> _DO THIS_
Print all of the entries exactly, minus the pictures.

> _DATA SUPPLIED_

□ □ □ □ □ □ □

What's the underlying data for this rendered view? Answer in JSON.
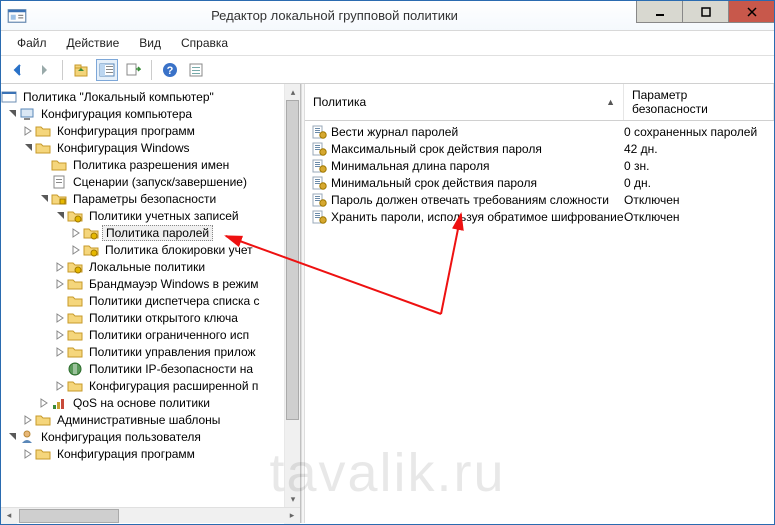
{
  "window": {
    "title": "Редактор локальной групповой политики"
  },
  "menu": {
    "file": "Файл",
    "action": "Действие",
    "view": "Вид",
    "help": "Справка"
  },
  "tree": {
    "root": "Политика \"Локальный компьютер\"",
    "computer_config": "Конфигурация компьютера",
    "software_config": "Конфигурация программ",
    "windows_config": "Конфигурация Windows",
    "name_res_policy": "Политика разрешения имен",
    "scripts": "Сценарии (запуск/завершение)",
    "security_settings": "Параметры безопасности",
    "account_policies": "Политики учетных записей",
    "password_policy": "Политика паролей",
    "lockout_policy": "Политика блокировки учет",
    "local_policies": "Локальные политики",
    "firewall": "Брандмауэр Windows в режим",
    "netlist": "Политики диспетчера списка с",
    "public_key": "Политики открытого ключа",
    "restricted": "Политики ограниченного исп",
    "app_control": "Политики управления прилож",
    "ipsec": "Политики IP-безопасности на",
    "advanced_audit": "Конфигурация расширенной п",
    "qos": "QoS на основе политики",
    "admin_templates": "Административные шаблоны",
    "user_config": "Конфигурация пользователя",
    "user_software_config": "Конфигурация программ"
  },
  "list": {
    "col_policy": "Политика",
    "col_param": "Параметр безопасности",
    "rows": [
      {
        "name": "Вести журнал паролей",
        "value": "0 сохраненных паролей"
      },
      {
        "name": "Максимальный срок действия пароля",
        "value": "42 дн."
      },
      {
        "name": "Минимальная длина пароля",
        "value": "0 зн."
      },
      {
        "name": "Минимальный срок действия пароля",
        "value": "0 дн."
      },
      {
        "name": "Пароль должен отвечать требованиям сложности",
        "value": "Отключен"
      },
      {
        "name": "Хранить пароли, используя обратимое шифрование",
        "value": "Отключен"
      }
    ]
  },
  "watermark": "tavalik.ru"
}
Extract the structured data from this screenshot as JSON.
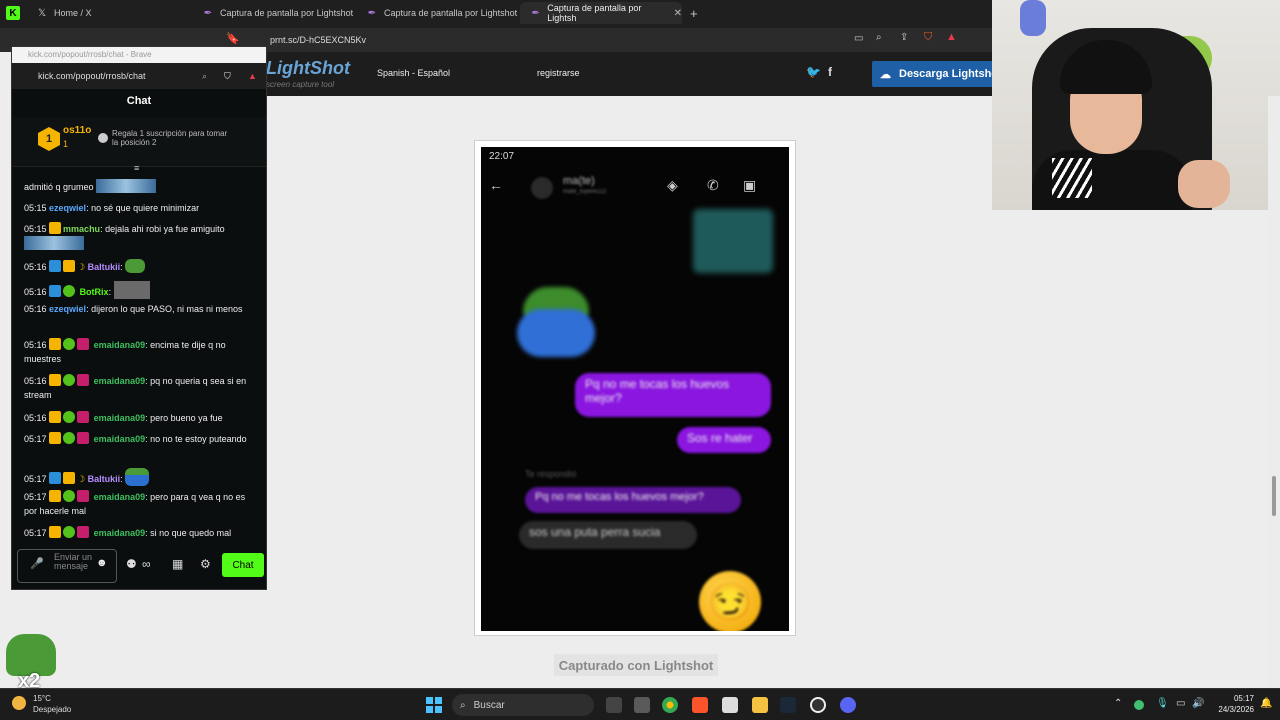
{
  "browser": {
    "tabs": [
      {
        "label": "Home / X",
        "icon": "x-logo-icon"
      },
      {
        "label": "Captura de pantalla por Lightshot",
        "icon": "lightshot-feather-icon"
      },
      {
        "label": "Captura de pantalla por Lightshot",
        "icon": "lightshot-feather-icon"
      },
      {
        "label": "Captura de pantalla por Lightsh",
        "icon": "lightshot-feather-icon",
        "active": true
      }
    ],
    "new_tab": "+",
    "url": "prnt.sc/D-hC5EXCN5Kv",
    "kick_icon_label": "K"
  },
  "lightshot": {
    "logo": "LightShot",
    "tagline": "screen capture tool",
    "language": "Spanish - Español",
    "register": "registrarse",
    "download_button": "Descarga Lightshot",
    "captured_label": "Capturado con Lightshot"
  },
  "phone_screenshot": {
    "status_time": "22:07",
    "contact_name": "ma(te)",
    "contact_handle": "mate_fuyere222",
    "bubble1": "Pq no me tocas los huevos mejor?",
    "bubble2": "Sos re hater",
    "replied_label": "Te respondió",
    "quoted": "Pq no me tocas los huevos mejor?",
    "reply": "sos una puta perra sucia",
    "emoji": "😏"
  },
  "chat_window": {
    "title": "kick.com/popout/rrosb/chat - Brave",
    "url": "kick.com/popout/rrosb/chat",
    "header": "Chat",
    "pinned": {
      "rank": "1",
      "user": "os11o",
      "count": "1",
      "message": "Regala 1 suscripción para tomar la posición 2"
    },
    "messages": [
      {
        "time": "",
        "user": "",
        "text": "admitió q grumeo"
      },
      {
        "time": "05:15",
        "user": "ezeqwiel",
        "text": "no sé que quiere minimizar"
      },
      {
        "time": "05:15",
        "user": "mmachu",
        "text": "dejala ahi robi ya fue amiguito"
      },
      {
        "time": "05:16",
        "user": "Baltukii",
        "text": ""
      },
      {
        "time": "05:16",
        "user": "BotRix",
        "text": ""
      },
      {
        "time": "05:16",
        "user": "ezeqwiel",
        "text": "dijeron lo que PASO, ni mas ni menos"
      },
      {
        "time": "05:16",
        "user": "emaidana09",
        "text": "encima te dije q no muestres"
      },
      {
        "time": "05:16",
        "user": "emaidana09",
        "text": "pq no queria q sea si en stream"
      },
      {
        "time": "05:16",
        "user": "emaidana09",
        "text": "pero bueno ya fue"
      },
      {
        "time": "05:17",
        "user": "emaidana09",
        "text": "no no te estoy puteando"
      },
      {
        "time": "05:17",
        "user": "Baltukii",
        "text": ""
      },
      {
        "time": "05:17",
        "user": "emaidana09",
        "text": "pero para q vea q no es por hacerle mal"
      },
      {
        "time": "05:17",
        "user": "emaidana09",
        "text": "si no que quedo mal"
      }
    ],
    "input_placeholder": "Enviar un mensaje",
    "send_button": "Chat"
  },
  "overlay": {
    "multiplier": "x2"
  },
  "taskbar": {
    "weather_temp": "15°C",
    "weather_desc": "Despejado",
    "search_placeholder": "Buscar",
    "time": "05:17",
    "date": "24/3/2026"
  }
}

□ □ □ □ □ □ □

> _OUTPUT FOR THIS TASK_
What's the underlying data for this rendered view? Answer in JSON.
{
  "window": {
    "title": "Редактор локальной групповой политики"
  },
  "menu": {
    "file": "Файл",
    "action": "Действие",
    "view": "Вид",
    "help": "Справка"
  },
  "tree": {
    "root": "Политика \"Локальный компьютер\"",
    "computer_config": "Конфигурация компьютера",
    "software_config": "Конфигурация программ",
    "windows_config": "Конфигурация Windows",
    "name_res_policy": "Политика разрешения имен",
    "scripts": "Сценарии (запуск/завершение)",
    "security_settings": "Параметры безопасности",
    "account_policies": "Политики учетных записей",
    "password_policy": "Политика паролей",
    "lockout_policy": "Политика блокировки учет",
    "local_policies": "Локальные политики",
    "firewall": "Брандмауэр Windows в режим",
    "netlist": "Политики диспетчера списка с",
    "public_key": "Политики открытого ключа",
    "restricted": "Политики ограниченного исп",
    "app_control": "Политики управления прилож",
    "ipsec": "Политики IP-безопасности на",
    "advanced_audit": "Конфигурация расширенной п",
    "qos": "QoS на основе политики",
    "admin_templates": "Административные шаблоны",
    "user_config": "Конфигурация пользователя",
    "user_software_config": "Конфигурация программ"
  },
  "list": {
    "col_policy": "Политика",
    "col_param": "Параметр безопасности",
    "rows": [
      {
        "name": "Вести журнал паролей",
        "value": "0 сохраненных паролей"
      },
      {
        "name": "Максимальный срок действия пароля",
        "value": "42 дн."
      },
      {
        "name": "Минимальная длина пароля",
        "value": "0 зн."
      },
      {
        "name": "Минимальный срок действия пароля",
        "value": "0 дн."
      },
      {
        "name": "Пароль должен отвечать требованиям сложности",
        "value": "Отключен"
      },
      {
        "name": "Хранить пароли, используя обратимое шифрование",
        "value": "Отключен"
      }
    ]
  },
  "watermark": "tavalik.ru"
}
Extract the structured data from this screenshot as JSON.
{
  "browser": {
    "tabs": [
      {
        "label": "Home / X",
        "icon": "x-logo-icon"
      },
      {
        "label": "Captura de pantalla por Lightshot",
        "icon": "lightshot-feather-icon"
      },
      {
        "label": "Captura de pantalla por Lightshot",
        "icon": "lightshot-feather-icon"
      },
      {
        "label": "Captura de pantalla por Lightsh",
        "icon": "lightshot-feather-icon",
        "active": true
      }
    ],
    "new_tab": "+",
    "url": "prnt.sc/D-hC5EXCN5Kv",
    "kick_icon_label": "K"
  },
  "lightshot": {
    "logo": "LightShot",
    "tagline": "screen capture tool",
    "language": "Spanish - Español",
    "register": "registrarse",
    "download_button": "Descarga Lightshot",
    "captured_label": "Capturado con Lightshot"
  },
  "phone_screenshot": {
    "status_time": "22:07",
    "contact_name": "ma(te)",
    "contact_handle": "mate_fuyere222",
    "bubble1": "Pq no me tocas los huevos mejor?",
    "bubble2": "Sos re hater",
    "replied_label": "Te respondió",
    "quoted": "Pq no me tocas los huevos mejor?",
    "reply": "sos una puta perra sucia",
    "emoji": "😏"
  },
  "chat_window": {
    "title": "kick.com/popout/rrosb/chat - Brave",
    "url": "kick.com/popout/rrosb/chat",
    "header": "Chat",
    "pinned": {
      "rank": "1",
      "user": "os11o",
      "count": "1",
      "message": "Regala 1 suscripción para tomar la posición 2"
    },
    "messages": [
      {
        "time": "",
        "user": "",
        "text": "admitió q grumeo"
      },
      {
        "time": "05:15",
        "user": "ezeqwiel",
        "text": "no sé que quiere minimizar"
      },
      {
        "time": "05:15",
        "user": "mmachu",
        "text": "dejala ahi robi ya fue amiguito"
      },
      {
        "time": "05:16",
        "user": "Baltukii",
        "text": ""
      },
      {
        "time": "05:16",
        "user": "BotRix",
        "text": ""
      },
      {
        "time": "05:16",
        "user": "ezeqwiel",
        "text": "dijeron lo que PASO, ni mas ni menos"
      },
      {
        "time": "05:16",
        "user": "emaidana09",
        "text": "encima te dije q no muestres"
      },
      {
        "time": "05:16",
        "user": "emaidana09",
        "text": "pq no queria q sea si en stream"
      },
      {
        "time": "05:16",
        "user": "emaidana09",
        "text": "pero bueno ya fue"
      },
      {
        "time": "05:17",
        "user": "emaidana09",
        "text": "no no te estoy puteando"
      },
      {
        "time": "05:17",
        "user": "Baltukii",
        "text": ""
      },
      {
        "time": "05:17",
        "user": "emaidana09",
        "text": "pero para q vea q no es por hacerle mal"
      },
      {
        "time": "05:17",
        "user": "emaidana09",
        "text": "si no que quedo mal"
      }
    ],
    "input_placeholder": "Enviar un mensaje",
    "send_button": "Chat"
  },
  "overlay": {
    "multiplier": "x2"
  },
  "taskbar": {
    "weather_temp": "15°C",
    "weather_desc": "Despejado",
    "search_placeholder": "Buscar",
    "time": "05:17",
    "date": "24/3/2026"
  }
}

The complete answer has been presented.